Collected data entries
•••••

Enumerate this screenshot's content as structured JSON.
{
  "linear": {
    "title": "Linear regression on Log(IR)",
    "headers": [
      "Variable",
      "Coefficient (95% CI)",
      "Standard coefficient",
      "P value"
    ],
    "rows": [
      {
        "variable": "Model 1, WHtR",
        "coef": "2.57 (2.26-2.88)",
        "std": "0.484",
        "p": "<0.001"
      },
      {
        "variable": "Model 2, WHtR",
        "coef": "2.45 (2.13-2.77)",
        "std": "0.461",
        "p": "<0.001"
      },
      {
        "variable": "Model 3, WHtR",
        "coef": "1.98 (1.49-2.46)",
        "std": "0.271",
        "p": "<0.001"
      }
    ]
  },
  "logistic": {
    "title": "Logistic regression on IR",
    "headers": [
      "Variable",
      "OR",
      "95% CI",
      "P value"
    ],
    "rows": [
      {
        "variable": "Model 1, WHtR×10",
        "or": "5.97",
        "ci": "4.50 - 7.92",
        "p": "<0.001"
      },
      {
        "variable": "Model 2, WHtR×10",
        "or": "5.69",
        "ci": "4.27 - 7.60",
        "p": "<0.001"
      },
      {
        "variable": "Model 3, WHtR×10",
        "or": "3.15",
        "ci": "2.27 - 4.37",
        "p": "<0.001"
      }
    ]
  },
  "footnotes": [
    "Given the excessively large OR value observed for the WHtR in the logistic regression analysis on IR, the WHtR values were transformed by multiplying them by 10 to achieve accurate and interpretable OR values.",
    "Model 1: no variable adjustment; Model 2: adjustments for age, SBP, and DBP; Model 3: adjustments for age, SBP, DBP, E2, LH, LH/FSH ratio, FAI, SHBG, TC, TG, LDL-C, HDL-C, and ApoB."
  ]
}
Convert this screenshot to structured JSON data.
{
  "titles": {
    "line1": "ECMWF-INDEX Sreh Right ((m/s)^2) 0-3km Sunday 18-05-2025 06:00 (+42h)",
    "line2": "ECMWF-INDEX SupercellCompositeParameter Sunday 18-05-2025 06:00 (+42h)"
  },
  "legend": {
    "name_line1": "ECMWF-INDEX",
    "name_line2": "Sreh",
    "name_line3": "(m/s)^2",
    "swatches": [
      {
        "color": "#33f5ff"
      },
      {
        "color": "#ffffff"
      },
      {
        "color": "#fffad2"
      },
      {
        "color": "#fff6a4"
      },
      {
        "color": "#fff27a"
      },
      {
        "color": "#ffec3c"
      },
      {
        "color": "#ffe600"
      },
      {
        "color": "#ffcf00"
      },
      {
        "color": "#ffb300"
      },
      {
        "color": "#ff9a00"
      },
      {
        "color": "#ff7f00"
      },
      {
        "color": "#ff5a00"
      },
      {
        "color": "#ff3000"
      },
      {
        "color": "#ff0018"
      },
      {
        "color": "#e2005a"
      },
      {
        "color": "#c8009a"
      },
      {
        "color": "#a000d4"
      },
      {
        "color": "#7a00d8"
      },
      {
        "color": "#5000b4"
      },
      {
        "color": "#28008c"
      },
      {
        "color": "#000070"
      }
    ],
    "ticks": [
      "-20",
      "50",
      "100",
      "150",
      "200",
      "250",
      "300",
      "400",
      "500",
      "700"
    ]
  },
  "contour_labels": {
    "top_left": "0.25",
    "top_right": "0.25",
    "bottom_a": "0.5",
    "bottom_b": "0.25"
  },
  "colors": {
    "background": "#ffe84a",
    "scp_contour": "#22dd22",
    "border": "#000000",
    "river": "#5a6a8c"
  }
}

•••••

Write the data from above out again, exactly.

REPLY:
Enumerate this screenshot's content as structured JSON.
{
  "linear": {
    "title": "Linear regression on Log(IR)",
    "headers": [
      "Variable",
      "Coefficient (95% CI)",
      "Standard coefficient",
      "P value"
    ],
    "rows": [
      {
        "variable": "Model 1, WHtR",
        "coef": "2.57 (2.26-2.88)",
        "std": "0.484",
        "p": "<0.001"
      },
      {
        "variable": "Model 2, WHtR",
        "coef": "2.45 (2.13-2.77)",
        "std": "0.461",
        "p": "<0.001"
      },
      {
        "variable": "Model 3, WHtR",
        "coef": "1.98 (1.49-2.46)",
        "std": "0.271",
        "p": "<0.001"
      }
    ]
  },
  "logistic": {
    "title": "Logistic regression on IR",
    "headers": [
      "Variable",
      "OR",
      "95% CI",
      "P value"
    ],
    "rows": [
      {
        "variable": "Model 1, WHtR×10",
        "or": "5.97",
        "ci": "4.50 - 7.92",
        "p": "<0.001"
      },
      {
        "variable": "Model 2, WHtR×10",
        "or": "5.69",
        "ci": "4.27 - 7.60",
        "p": "<0.001"
      },
      {
        "variable": "Model 3, WHtR×10",
        "or": "3.15",
        "ci": "2.27 - 4.37",
        "p": "<0.001"
      }
    ]
  },
  "footnotes": [
    "Given the excessively large OR value observed for the WHtR in the logistic regression analysis on IR, the WHtR values were transformed by multiplying them by 10 to achieve accurate and interpretable OR values.",
    "Model 1: no variable adjustment; Model 2: adjustments for age, SBP, and DBP; Model 3: adjustments for age, SBP, DBP, E2, LH, LH/FSH ratio, FAI, SHBG, TC, TG, LDL-C, HDL-C, and ApoB."
  ]
}
Convert this screenshot to structured JSON data.
{
  "titles": {
    "line1": "ECMWF-INDEX Sreh Right ((m/s)^2) 0-3km Sunday 18-05-2025 06:00 (+42h)",
    "line2": "ECMWF-INDEX SupercellCompositeParameter Sunday 18-05-2025 06:00 (+42h)"
  },
  "legend": {
    "name_line1": "ECMWF-INDEX",
    "name_line2": "Sreh",
    "name_line3": "(m/s)^2",
    "swatches": [
      {
        "color": "#33f5ff"
      },
      {
        "color": "#ffffff"
      },
      {
        "color": "#fffad2"
      },
      {
        "color": "#fff6a4"
      },
      {
        "color": "#fff27a"
      },
      {
        "color": "#ffec3c"
      },
      {
        "color": "#ffe600"
      },
      {
        "color": "#ffcf00"
      },
      {
        "color": "#ffb300"
      },
      {
        "color": "#ff9a00"
      },
      {
        "color": "#ff7f00"
      },
      {
        "color": "#ff5a00"
      },
      {
        "color": "#ff3000"
      },
      {
        "color": "#ff0018"
      },
      {
        "color": "#e2005a"
      },
      {
        "color": "#c8009a"
      },
      {
        "color": "#a000d4"
      },
      {
        "color": "#7a00d8"
      },
      {
        "color": "#5000b4"
      },
      {
        "color": "#28008c"
      },
      {
        "color": "#000070"
      }
    ],
    "ticks": [
      "-20",
      "50",
      "100",
      "150",
      "200",
      "250",
      "300",
      "400",
      "500",
      "700"
    ]
  },
  "contour_labels": {
    "top_left": "0.25",
    "top_right": "0.25",
    "bottom_a": "0.5",
    "bottom_b": "0.25"
  },
  "colors": {
    "background": "#ffe84a",
    "scp_contour": "#22dd22",
    "border": "#000000",
    "river": "#5a6a8c"
  }
}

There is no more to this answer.